---- RAW DATA

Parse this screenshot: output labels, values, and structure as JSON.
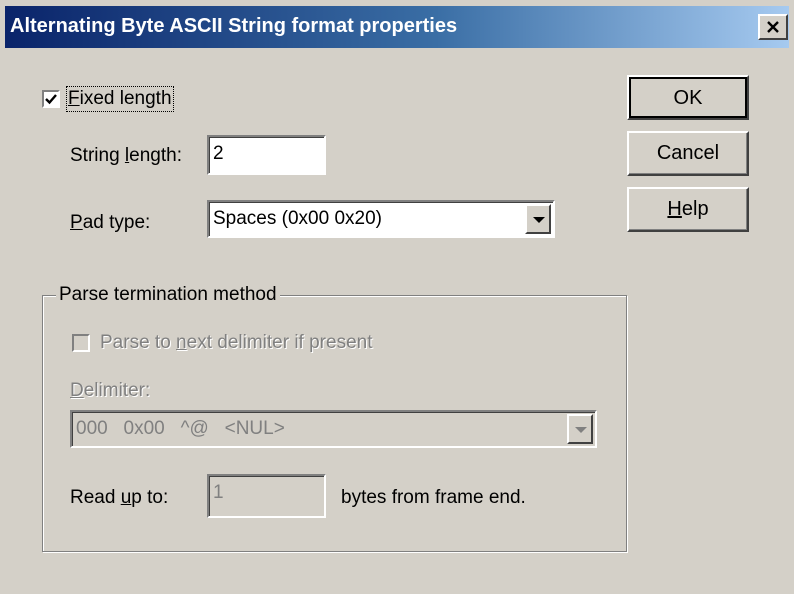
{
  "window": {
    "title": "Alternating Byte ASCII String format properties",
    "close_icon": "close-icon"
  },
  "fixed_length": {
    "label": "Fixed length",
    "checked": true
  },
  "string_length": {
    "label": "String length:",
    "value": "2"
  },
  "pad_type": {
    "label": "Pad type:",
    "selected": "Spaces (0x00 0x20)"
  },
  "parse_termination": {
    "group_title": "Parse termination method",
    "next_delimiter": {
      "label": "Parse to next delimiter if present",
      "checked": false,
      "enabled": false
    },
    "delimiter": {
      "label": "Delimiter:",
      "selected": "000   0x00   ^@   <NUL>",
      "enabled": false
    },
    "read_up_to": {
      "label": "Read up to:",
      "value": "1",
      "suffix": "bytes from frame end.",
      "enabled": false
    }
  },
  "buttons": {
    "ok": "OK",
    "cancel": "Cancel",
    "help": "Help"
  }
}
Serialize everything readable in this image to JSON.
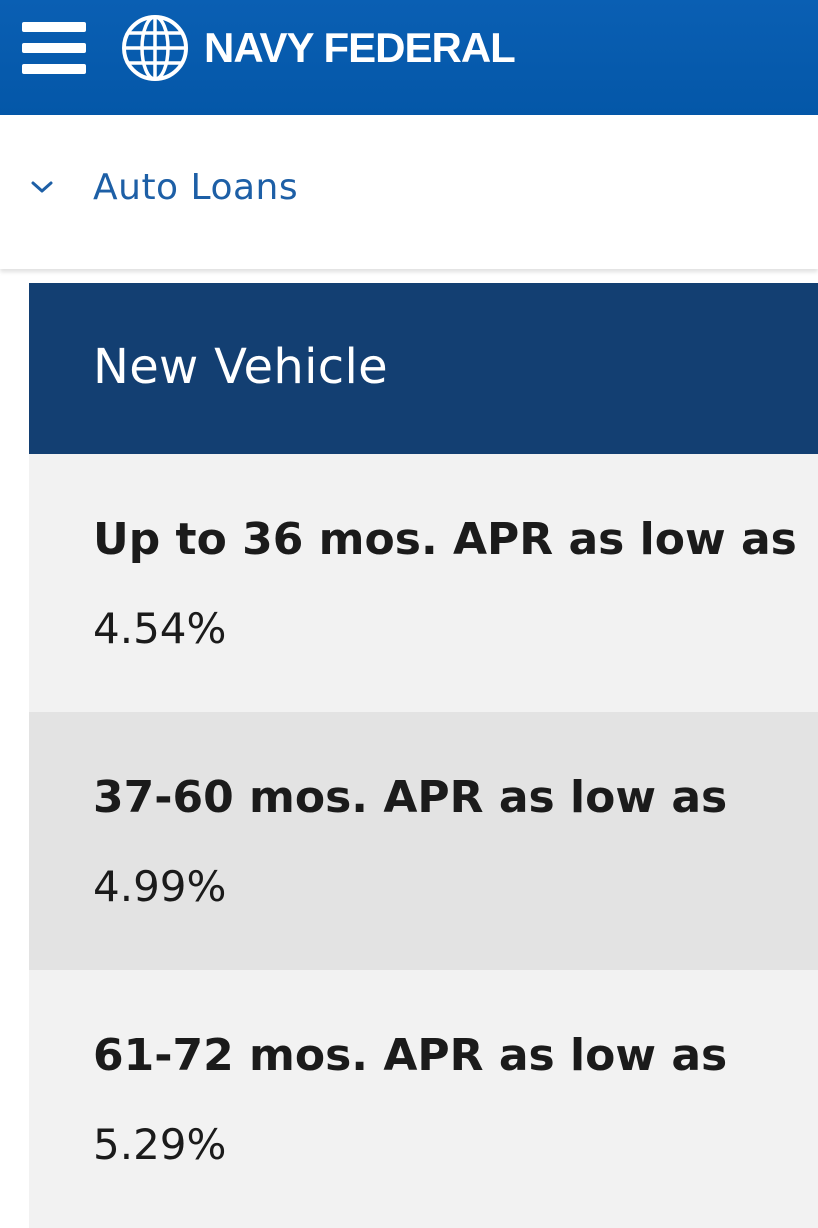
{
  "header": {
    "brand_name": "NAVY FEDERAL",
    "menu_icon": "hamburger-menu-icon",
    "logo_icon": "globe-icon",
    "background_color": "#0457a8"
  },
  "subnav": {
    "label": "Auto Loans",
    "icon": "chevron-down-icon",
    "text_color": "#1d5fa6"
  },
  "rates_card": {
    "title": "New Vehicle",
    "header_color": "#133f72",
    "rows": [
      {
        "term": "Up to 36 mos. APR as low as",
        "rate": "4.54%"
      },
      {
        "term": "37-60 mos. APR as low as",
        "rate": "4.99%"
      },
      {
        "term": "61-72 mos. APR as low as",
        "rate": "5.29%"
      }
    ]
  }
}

--------
---- RAW DATA

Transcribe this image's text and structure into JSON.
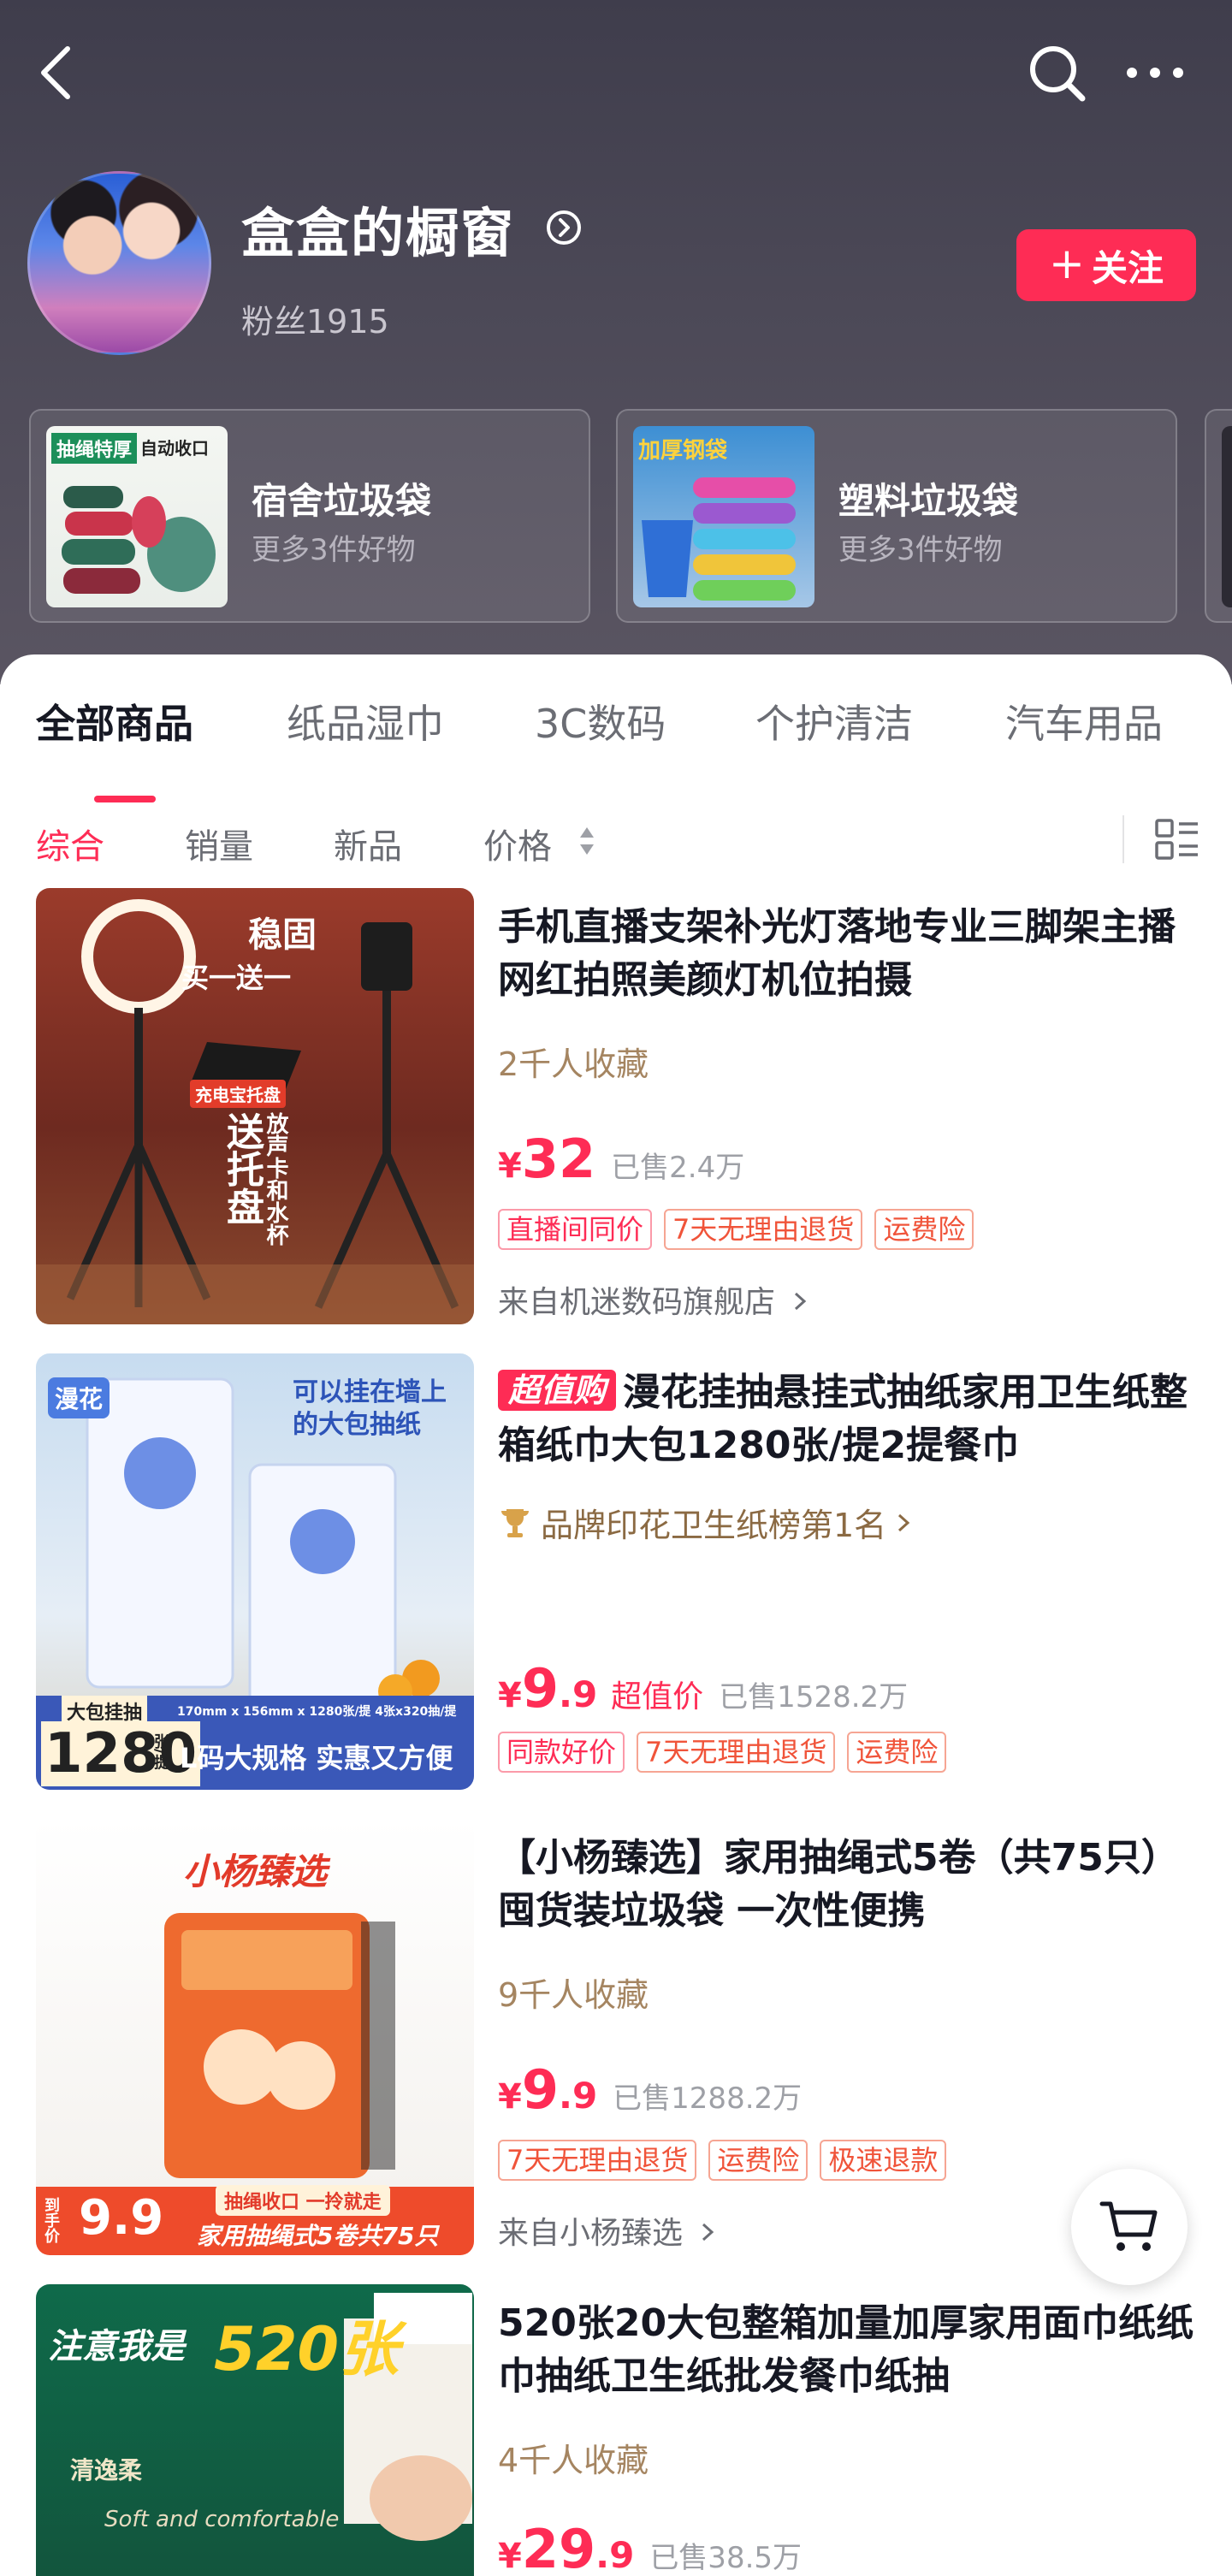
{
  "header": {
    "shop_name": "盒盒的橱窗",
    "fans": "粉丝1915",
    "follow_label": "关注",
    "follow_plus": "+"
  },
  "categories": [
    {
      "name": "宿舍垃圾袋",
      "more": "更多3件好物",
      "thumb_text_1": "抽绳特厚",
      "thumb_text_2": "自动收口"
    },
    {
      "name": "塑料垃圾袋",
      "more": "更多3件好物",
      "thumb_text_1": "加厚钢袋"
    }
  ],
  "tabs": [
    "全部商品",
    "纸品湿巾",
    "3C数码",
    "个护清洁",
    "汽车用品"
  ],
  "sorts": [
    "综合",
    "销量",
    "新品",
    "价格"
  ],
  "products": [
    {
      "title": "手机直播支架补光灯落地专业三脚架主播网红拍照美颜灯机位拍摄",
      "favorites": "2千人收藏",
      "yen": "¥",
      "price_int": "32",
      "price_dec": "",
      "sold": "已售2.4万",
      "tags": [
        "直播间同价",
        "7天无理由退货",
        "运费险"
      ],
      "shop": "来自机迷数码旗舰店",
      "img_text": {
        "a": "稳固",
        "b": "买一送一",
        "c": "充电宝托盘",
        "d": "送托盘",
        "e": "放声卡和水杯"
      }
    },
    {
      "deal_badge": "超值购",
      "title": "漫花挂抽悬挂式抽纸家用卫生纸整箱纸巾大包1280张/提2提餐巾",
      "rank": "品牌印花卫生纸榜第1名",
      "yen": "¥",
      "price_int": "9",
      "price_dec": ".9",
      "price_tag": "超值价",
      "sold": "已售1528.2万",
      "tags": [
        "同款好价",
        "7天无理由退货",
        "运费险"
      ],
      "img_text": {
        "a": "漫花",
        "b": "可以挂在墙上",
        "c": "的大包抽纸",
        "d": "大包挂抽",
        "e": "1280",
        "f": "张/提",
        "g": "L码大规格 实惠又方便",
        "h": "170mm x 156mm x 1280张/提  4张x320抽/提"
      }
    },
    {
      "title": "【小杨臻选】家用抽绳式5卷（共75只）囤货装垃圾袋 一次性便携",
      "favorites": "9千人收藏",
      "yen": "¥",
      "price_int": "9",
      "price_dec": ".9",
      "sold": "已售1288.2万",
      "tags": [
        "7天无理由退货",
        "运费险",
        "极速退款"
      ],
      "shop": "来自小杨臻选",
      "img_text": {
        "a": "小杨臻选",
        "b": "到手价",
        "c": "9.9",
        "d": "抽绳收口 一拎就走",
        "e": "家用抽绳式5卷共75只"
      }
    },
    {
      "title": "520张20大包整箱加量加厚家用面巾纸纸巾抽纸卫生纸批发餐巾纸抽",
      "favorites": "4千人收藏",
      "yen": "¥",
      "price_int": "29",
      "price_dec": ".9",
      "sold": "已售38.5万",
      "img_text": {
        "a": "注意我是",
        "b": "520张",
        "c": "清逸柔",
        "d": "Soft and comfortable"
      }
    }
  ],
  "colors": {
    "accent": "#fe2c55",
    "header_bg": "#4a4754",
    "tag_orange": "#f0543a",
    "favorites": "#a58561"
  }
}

--------
---- RAW DATA

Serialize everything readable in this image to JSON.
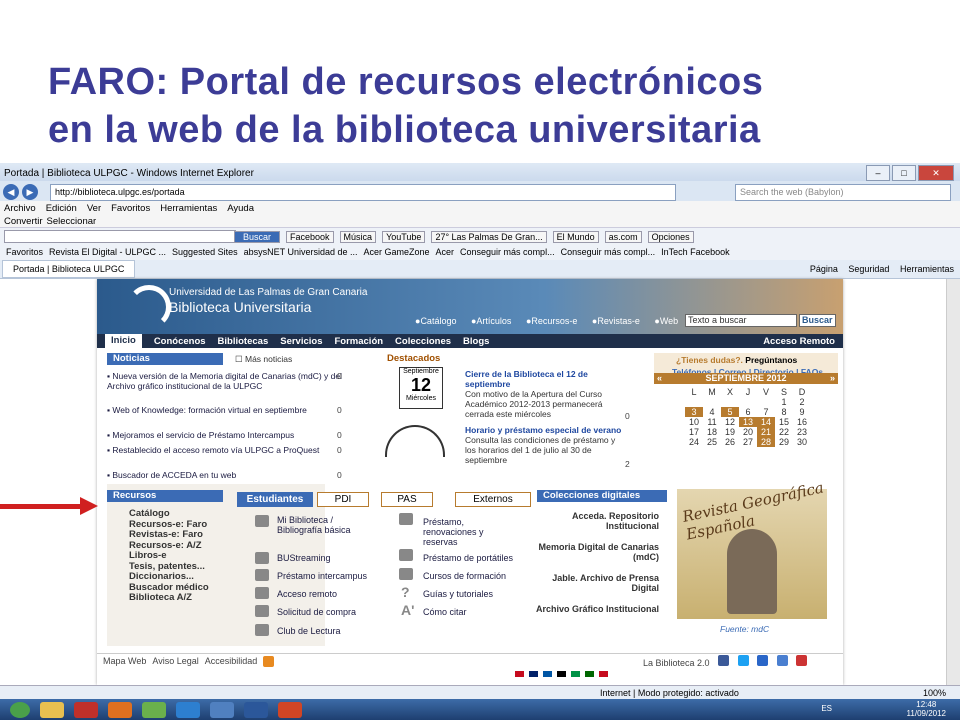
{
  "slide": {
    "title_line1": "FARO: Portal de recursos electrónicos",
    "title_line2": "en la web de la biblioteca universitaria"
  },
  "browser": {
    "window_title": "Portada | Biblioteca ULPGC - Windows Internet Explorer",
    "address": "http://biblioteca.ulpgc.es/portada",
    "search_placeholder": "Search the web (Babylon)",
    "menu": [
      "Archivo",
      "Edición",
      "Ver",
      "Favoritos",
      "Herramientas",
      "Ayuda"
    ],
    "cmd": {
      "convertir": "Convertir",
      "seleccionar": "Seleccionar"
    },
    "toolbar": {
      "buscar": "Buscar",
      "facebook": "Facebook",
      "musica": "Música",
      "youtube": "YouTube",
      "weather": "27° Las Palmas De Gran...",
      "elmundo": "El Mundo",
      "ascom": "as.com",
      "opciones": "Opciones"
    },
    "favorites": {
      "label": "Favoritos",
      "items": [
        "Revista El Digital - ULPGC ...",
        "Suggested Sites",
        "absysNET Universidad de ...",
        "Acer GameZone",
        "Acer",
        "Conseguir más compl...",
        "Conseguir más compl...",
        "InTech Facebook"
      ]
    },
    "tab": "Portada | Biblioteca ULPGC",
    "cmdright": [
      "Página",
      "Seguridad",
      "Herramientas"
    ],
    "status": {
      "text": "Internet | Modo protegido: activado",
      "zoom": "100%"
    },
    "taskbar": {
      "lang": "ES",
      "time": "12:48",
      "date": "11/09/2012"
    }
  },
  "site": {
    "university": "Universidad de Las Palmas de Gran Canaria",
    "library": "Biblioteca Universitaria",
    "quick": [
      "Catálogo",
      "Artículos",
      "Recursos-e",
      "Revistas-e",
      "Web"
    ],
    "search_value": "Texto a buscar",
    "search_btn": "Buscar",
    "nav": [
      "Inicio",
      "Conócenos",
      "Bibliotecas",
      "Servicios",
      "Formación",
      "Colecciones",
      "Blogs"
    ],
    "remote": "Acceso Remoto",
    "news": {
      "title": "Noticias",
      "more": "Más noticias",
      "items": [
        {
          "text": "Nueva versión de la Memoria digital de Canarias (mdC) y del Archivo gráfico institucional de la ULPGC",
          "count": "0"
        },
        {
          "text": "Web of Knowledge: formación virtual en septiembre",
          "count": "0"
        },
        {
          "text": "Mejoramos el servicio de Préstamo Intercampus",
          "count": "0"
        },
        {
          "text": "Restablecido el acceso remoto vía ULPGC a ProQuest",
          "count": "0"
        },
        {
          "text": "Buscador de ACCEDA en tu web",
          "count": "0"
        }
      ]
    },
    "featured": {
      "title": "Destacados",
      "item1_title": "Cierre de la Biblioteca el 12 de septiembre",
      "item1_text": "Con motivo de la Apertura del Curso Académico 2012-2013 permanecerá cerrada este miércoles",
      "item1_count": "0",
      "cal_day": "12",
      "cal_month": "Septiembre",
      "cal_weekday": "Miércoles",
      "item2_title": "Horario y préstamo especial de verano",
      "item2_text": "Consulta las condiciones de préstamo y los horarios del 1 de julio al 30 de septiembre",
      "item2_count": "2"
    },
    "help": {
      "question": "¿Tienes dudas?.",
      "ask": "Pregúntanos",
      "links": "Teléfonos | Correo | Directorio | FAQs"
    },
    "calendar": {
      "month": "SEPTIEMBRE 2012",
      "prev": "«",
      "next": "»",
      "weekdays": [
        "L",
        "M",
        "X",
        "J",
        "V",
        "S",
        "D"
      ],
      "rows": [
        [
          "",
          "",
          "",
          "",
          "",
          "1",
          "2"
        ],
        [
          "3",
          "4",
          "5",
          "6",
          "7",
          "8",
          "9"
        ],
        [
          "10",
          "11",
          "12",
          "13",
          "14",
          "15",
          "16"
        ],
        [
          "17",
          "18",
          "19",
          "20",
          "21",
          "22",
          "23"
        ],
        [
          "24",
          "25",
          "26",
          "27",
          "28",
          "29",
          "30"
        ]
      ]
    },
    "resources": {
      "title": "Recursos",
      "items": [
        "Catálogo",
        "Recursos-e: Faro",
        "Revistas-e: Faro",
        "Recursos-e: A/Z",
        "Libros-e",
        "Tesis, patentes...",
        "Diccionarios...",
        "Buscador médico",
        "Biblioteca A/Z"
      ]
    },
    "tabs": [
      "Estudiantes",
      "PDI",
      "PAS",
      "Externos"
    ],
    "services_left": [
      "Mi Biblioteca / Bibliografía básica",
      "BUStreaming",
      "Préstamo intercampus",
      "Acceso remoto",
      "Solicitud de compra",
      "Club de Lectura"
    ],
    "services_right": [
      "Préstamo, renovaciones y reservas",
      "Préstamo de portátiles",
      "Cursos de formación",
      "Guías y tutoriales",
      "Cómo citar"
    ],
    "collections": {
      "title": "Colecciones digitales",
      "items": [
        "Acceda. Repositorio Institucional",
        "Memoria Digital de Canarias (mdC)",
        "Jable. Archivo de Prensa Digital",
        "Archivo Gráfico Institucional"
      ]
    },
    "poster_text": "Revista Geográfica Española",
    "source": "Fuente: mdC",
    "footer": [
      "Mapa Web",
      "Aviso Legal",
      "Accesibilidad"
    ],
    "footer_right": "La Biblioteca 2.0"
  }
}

--------

» WHAT THE EXERCISE ASKS:
In the listing above, locate each line with "selected" and copy it.

» RESULT:
    "selected": "Spaces (0x00 0x20)"
      "selected": "000   0x00   ^@   <NUL>",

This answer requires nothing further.